------ DATA FOR THIS EXERCISE ------

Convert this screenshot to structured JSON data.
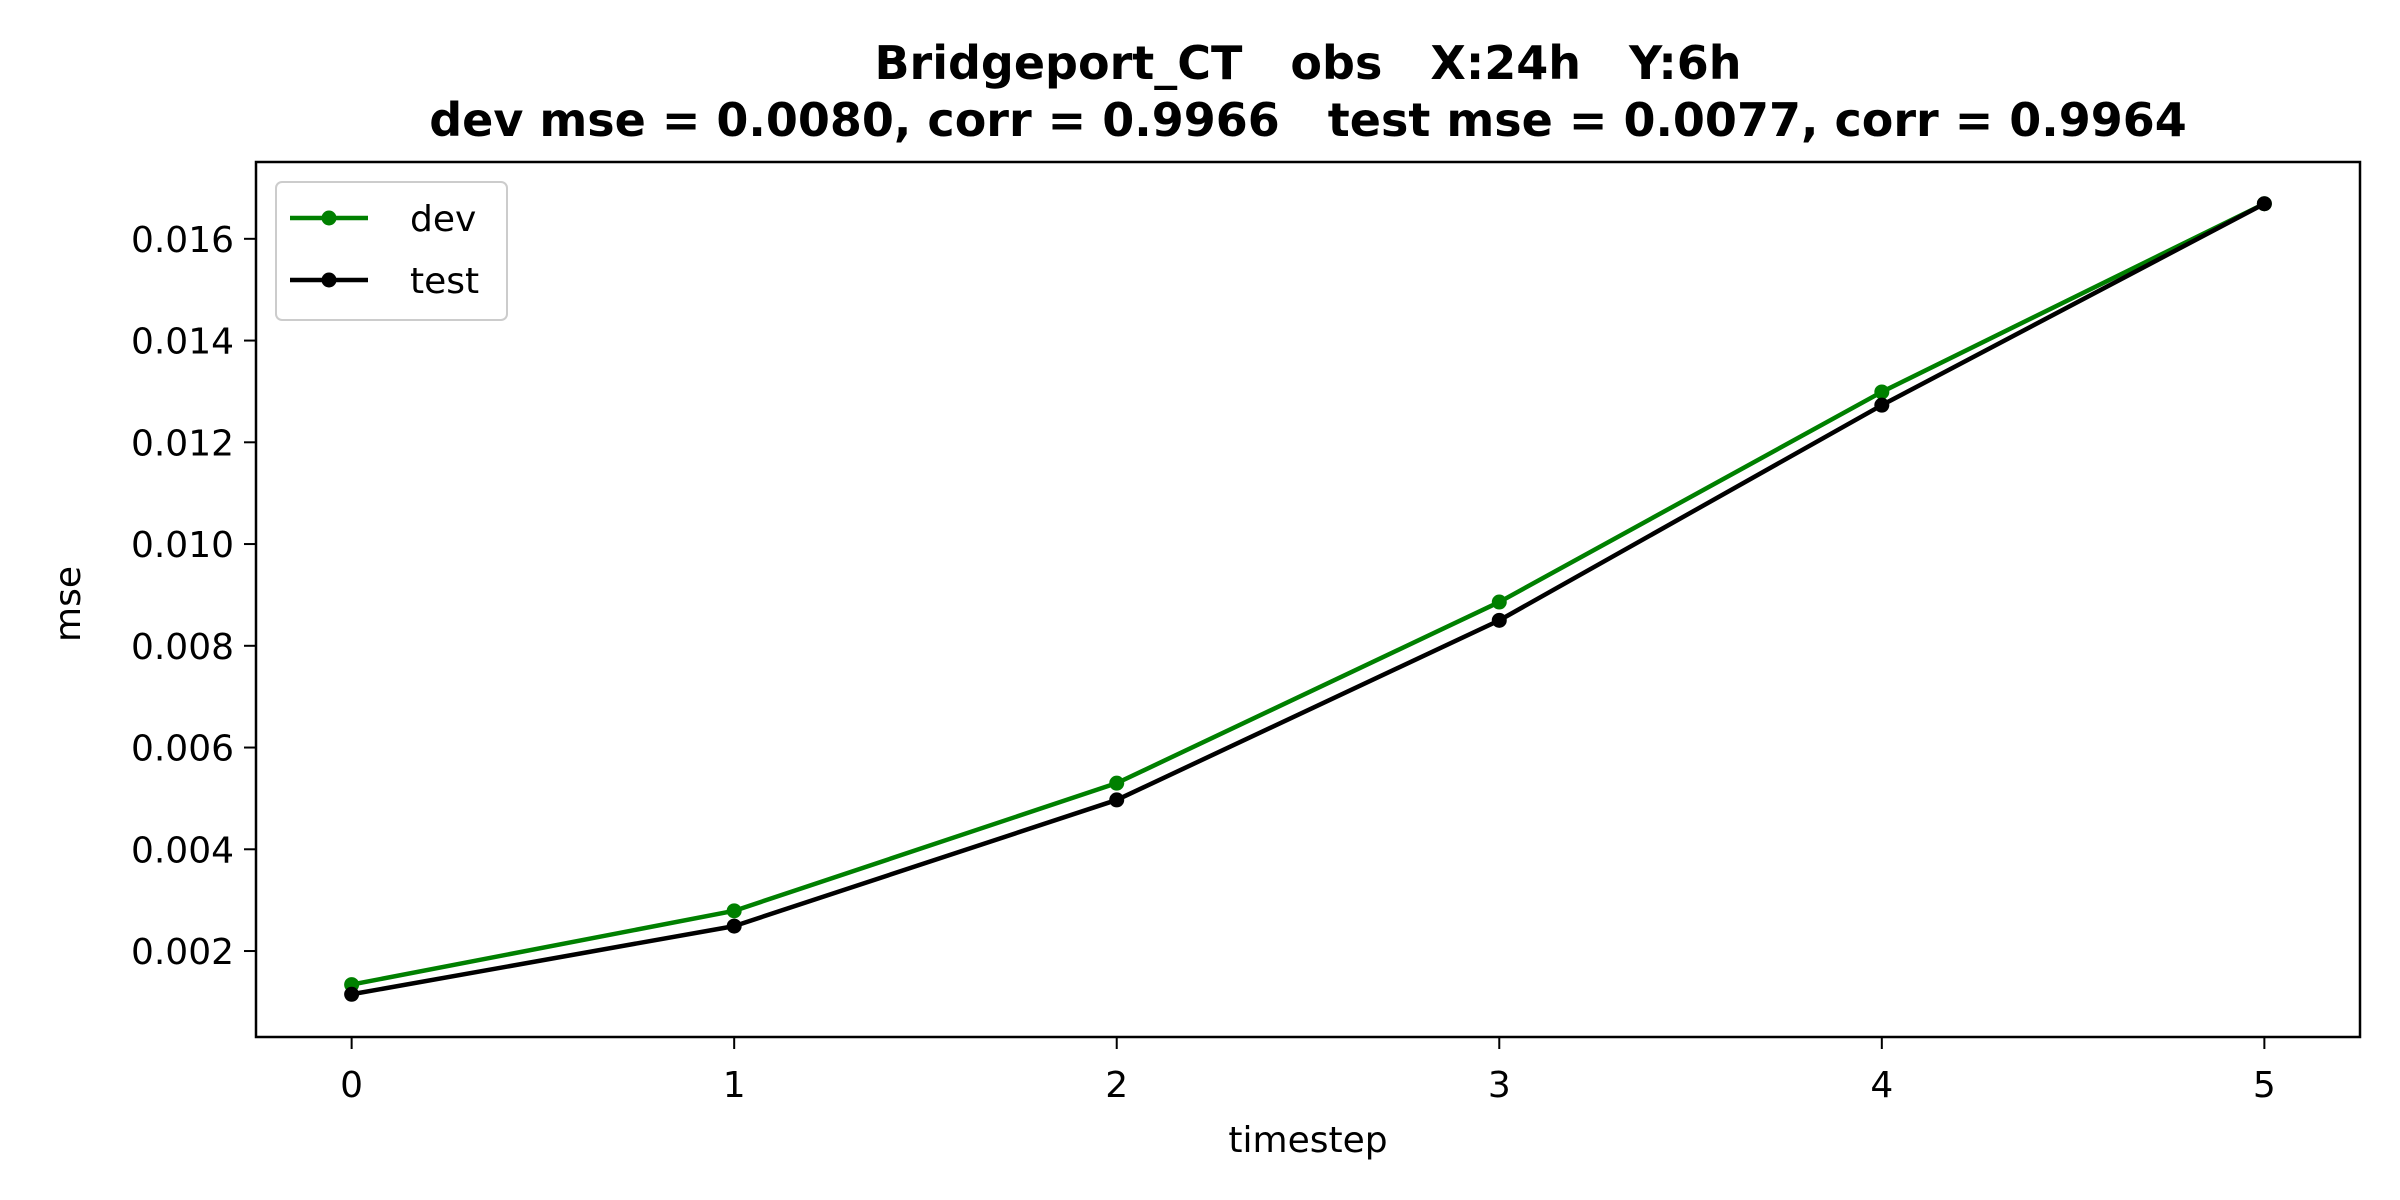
{
  "chart_data": {
    "type": "line",
    "title_line1": "Bridgeport_CT   obs   X:24h   Y:6h",
    "title_line2": "dev mse = 0.0080, corr = 0.9966   test mse = 0.0077, corr = 0.9964",
    "xlabel": "timestep",
    "ylabel": "mse",
    "x": [
      0,
      1,
      2,
      3,
      4,
      5
    ],
    "xlim": [
      -0.25,
      5.25
    ],
    "ylim": [
      0.00031,
      0.01751
    ],
    "xticks": [
      0,
      1,
      2,
      3,
      4,
      5
    ],
    "yticks": [
      0.002,
      0.004,
      0.006,
      0.008,
      0.01,
      0.012,
      0.014,
      0.016
    ],
    "ytick_labels": [
      "0.002",
      "0.004",
      "0.006",
      "0.008",
      "0.010",
      "0.012",
      "0.014",
      "0.016"
    ],
    "grid": false,
    "legend_position": "upper left",
    "series": [
      {
        "name": "dev",
        "color": "#008000",
        "values": [
          0.00134,
          0.00279,
          0.0053,
          0.00886,
          0.01299,
          0.01669
        ]
      },
      {
        "name": "test",
        "color": "#000000",
        "values": [
          0.00115,
          0.00249,
          0.00497,
          0.0085,
          0.01273,
          0.01669
        ]
      }
    ]
  }
}
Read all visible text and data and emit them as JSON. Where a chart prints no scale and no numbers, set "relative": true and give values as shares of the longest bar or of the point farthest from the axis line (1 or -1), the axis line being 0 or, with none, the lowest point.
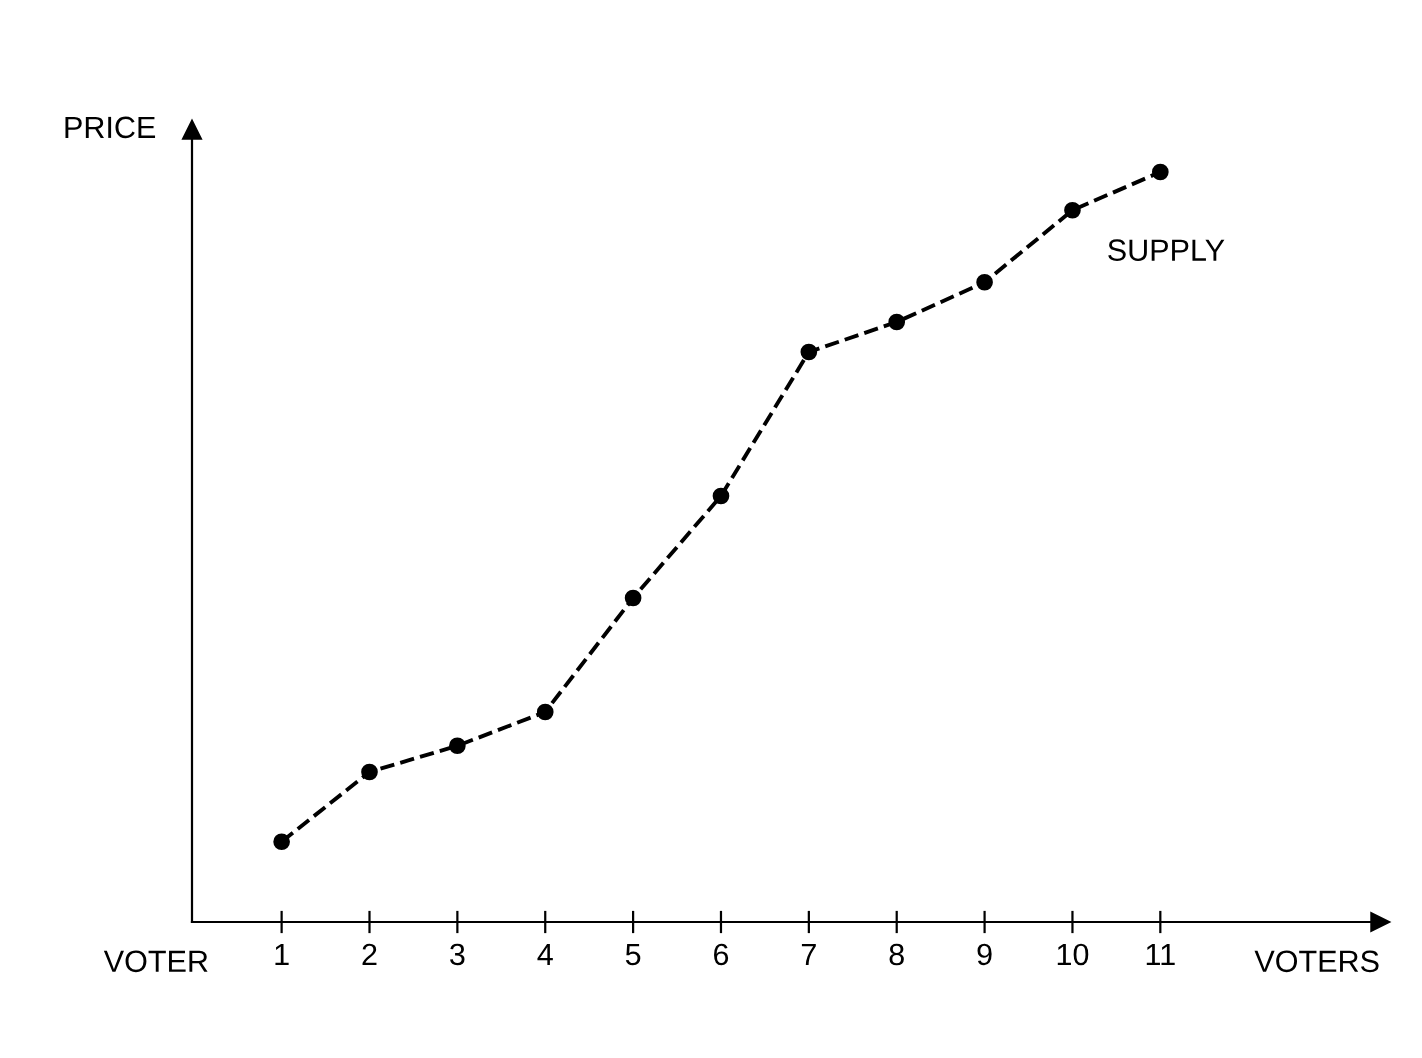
{
  "chart_data": {
    "type": "line",
    "relative": true,
    "xlabel": "VOTERS",
    "ylabel": "PRICE",
    "categories": [
      "1",
      "2",
      "3",
      "4",
      "5",
      "6",
      "7",
      "8",
      "9",
      "10",
      "11"
    ],
    "series": [
      {
        "color": "#000000",
        "values": [
          0.107,
          0.2,
          0.235,
          0.28,
          0.432,
          0.568,
          0.76,
          0.8,
          0.853,
          0.949,
          1
        ]
      }
    ],
    "annotations": [
      "VOTER",
      "SUPPLY"
    ],
    "marker": "circle",
    "line_style": "dashed",
    "grid": false,
    "legend": false
  }
}
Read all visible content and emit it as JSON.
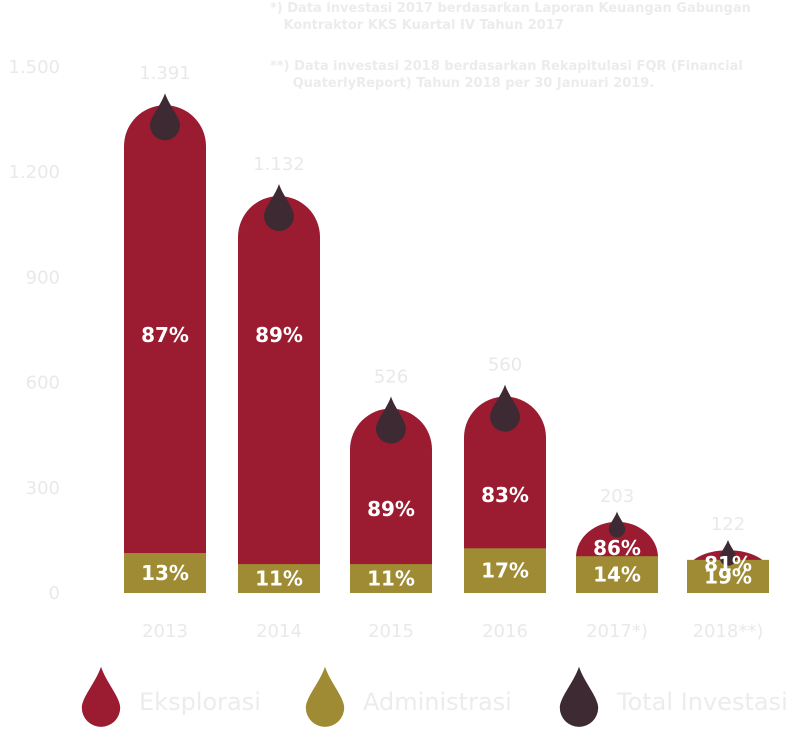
{
  "notes": {
    "note_2017": "*) Data investasi 2017 berdasarkan Laporan Keuangan Gabungan\n   Kontraktor KKS Kuartal IV Tahun 2017",
    "note_2018": "**) Data investasi 2018 berdasarkan Rekapitulasi FQR (Financial\n     QuaterlyReport) Tahun 2018 per 30 Januari 2019."
  },
  "colors": {
    "eksplorasi": "#9b1b30",
    "administrasi": "#9f8b33",
    "total": "#3d2a33",
    "faint_text": "#e9e9e9"
  },
  "chart_data": {
    "type": "bar",
    "categories": [
      "2013",
      "2014",
      "2015",
      "2016",
      "2017*)",
      "2018**)"
    ],
    "totals_labels": [
      "1.391",
      "1.132",
      "526",
      "560",
      "203",
      "122"
    ],
    "series": [
      {
        "name": "Eksplorasi",
        "values": [
          1391,
          1132,
          526,
          560,
          203,
          122
        ],
        "percent_labels": [
          "87%",
          "89%",
          "89%",
          "83%",
          "86%",
          "81%"
        ]
      },
      {
        "name": "Administrasi",
        "percent_labels": [
          "13%",
          "11%",
          "11%",
          "17%",
          "14%",
          "19%"
        ]
      }
    ],
    "yticks": [
      {
        "value": 0,
        "label": "0"
      },
      {
        "value": 300,
        "label": "300"
      },
      {
        "value": 600,
        "label": "600"
      },
      {
        "value": 900,
        "label": "900"
      },
      {
        "value": 1200,
        "label": "1.200"
      },
      {
        "value": 1500,
        "label": "1.500"
      }
    ],
    "ylim": [
      0,
      1500
    ],
    "legend": {
      "placement": "bottom",
      "items": [
        {
          "label": "Eksplorasi",
          "icon": "drop-icon",
          "color": "#9b1b30"
        },
        {
          "label": "Administrasi",
          "icon": "drop-icon",
          "color": "#9f8b33"
        },
        {
          "label": "Total Investasi",
          "icon": "drop-icon",
          "color": "#3d2a33"
        }
      ]
    }
  }
}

------

REQUEST »
Drop the pictures and reproduce the rest of the entries above exactly.

ANSWER FOR THE TASK »
Convert this screenshot to structured JSON data.
{
  "chart_data": {
    "type": "line",
    "title_line1": "Bridgeport_CT   obs   X:24h   Y:6h",
    "title_line2": "dev mse = 0.0080, corr = 0.9966   test mse = 0.0077, corr = 0.9964",
    "xlabel": "timestep",
    "ylabel": "mse",
    "x": [
      0,
      1,
      2,
      3,
      4,
      5
    ],
    "xlim": [
      -0.25,
      5.25
    ],
    "ylim": [
      0.00031,
      0.01751
    ],
    "xticks": [
      0,
      1,
      2,
      3,
      4,
      5
    ],
    "yticks": [
      0.002,
      0.004,
      0.006,
      0.008,
      0.01,
      0.012,
      0.014,
      0.016
    ],
    "ytick_labels": [
      "0.002",
      "0.004",
      "0.006",
      "0.008",
      "0.010",
      "0.012",
      "0.014",
      "0.016"
    ],
    "grid": false,
    "legend_position": "upper left",
    "series": [
      {
        "name": "dev",
        "color": "#008000",
        "values": [
          0.00134,
          0.00279,
          0.0053,
          0.00886,
          0.01299,
          0.01669
        ]
      },
      {
        "name": "test",
        "color": "#000000",
        "values": [
          0.00115,
          0.00249,
          0.00497,
          0.0085,
          0.01273,
          0.01669
        ]
      }
    ]
  }
}
Read all visible text and data and emit them as JSON. Where a chart prints no scale and no numbers, set "relative": true and give values as shares of the longest bar or of the point farthest from the axis line (1 or -1), the axis line being 0 or, with none, the lowest point.
{
  "chart_data": {
    "type": "line",
    "relative": true,
    "xlabel": "VOTERS",
    "ylabel": "PRICE",
    "categories": [
      "1",
      "2",
      "3",
      "4",
      "5",
      "6",
      "7",
      "8",
      "9",
      "10",
      "11"
    ],
    "series": [
      {
        "color": "#000000",
        "values": [
          0.107,
          0.2,
          0.235,
          0.28,
          0.432,
          0.568,
          0.76,
          0.8,
          0.853,
          0.949,
          1
        ]
      }
    ],
    "annotations": [
      "VOTER",
      "SUPPLY"
    ],
    "marker": "circle",
    "line_style": "dashed",
    "grid": false,
    "legend": false
  }
}
Read all visible content and emit it as JSON.
{
  "notes": {
    "note_2017": "*) Data investasi 2017 berdasarkan Laporan Keuangan Gabungan\n   Kontraktor KKS Kuartal IV Tahun 2017",
    "note_2018": "**) Data investasi 2018 berdasarkan Rekapitulasi FQR (Financial\n     QuaterlyReport) Tahun 2018 per 30 Januari 2019."
  },
  "colors": {
    "eksplorasi": "#9b1b30",
    "administrasi": "#9f8b33",
    "total": "#3d2a33",
    "faint_text": "#e9e9e9"
  },
  "chart_data": {
    "type": "bar",
    "categories": [
      "2013",
      "2014",
      "2015",
      "2016",
      "2017*)",
      "2018**)"
    ],
    "totals_labels": [
      "1.391",
      "1.132",
      "526",
      "560",
      "203",
      "122"
    ],
    "series": [
      {
        "name": "Eksplorasi",
        "values": [
          1391,
          1132,
          526,
          560,
          203,
          122
        ],
        "percent_labels": [
          "87%",
          "89%",
          "89%",
          "83%",
          "86%",
          "81%"
        ]
      },
      {
        "name": "Administrasi",
        "percent_labels": [
          "13%",
          "11%",
          "11%",
          "17%",
          "14%",
          "19%"
        ]
      }
    ],
    "yticks": [
      {
        "value": 0,
        "label": "0"
      },
      {
        "value": 300,
        "label": "300"
      },
      {
        "value": 600,
        "label": "600"
      },
      {
        "value": 900,
        "label": "900"
      },
      {
        "value": 1200,
        "label": "1.200"
      },
      {
        "value": 1500,
        "label": "1.500"
      }
    ],
    "ylim": [
      0,
      1500
    ],
    "legend": {
      "placement": "bottom",
      "items": [
        {
          "label": "Eksplorasi",
          "icon": "drop-icon",
          "color": "#9b1b30"
        },
        {
          "label": "Administrasi",
          "icon": "drop-icon",
          "color": "#9f8b33"
        },
        {
          "label": "Total Investasi",
          "icon": "drop-icon",
          "color": "#3d2a33"
        }
      ]
    }
  }
}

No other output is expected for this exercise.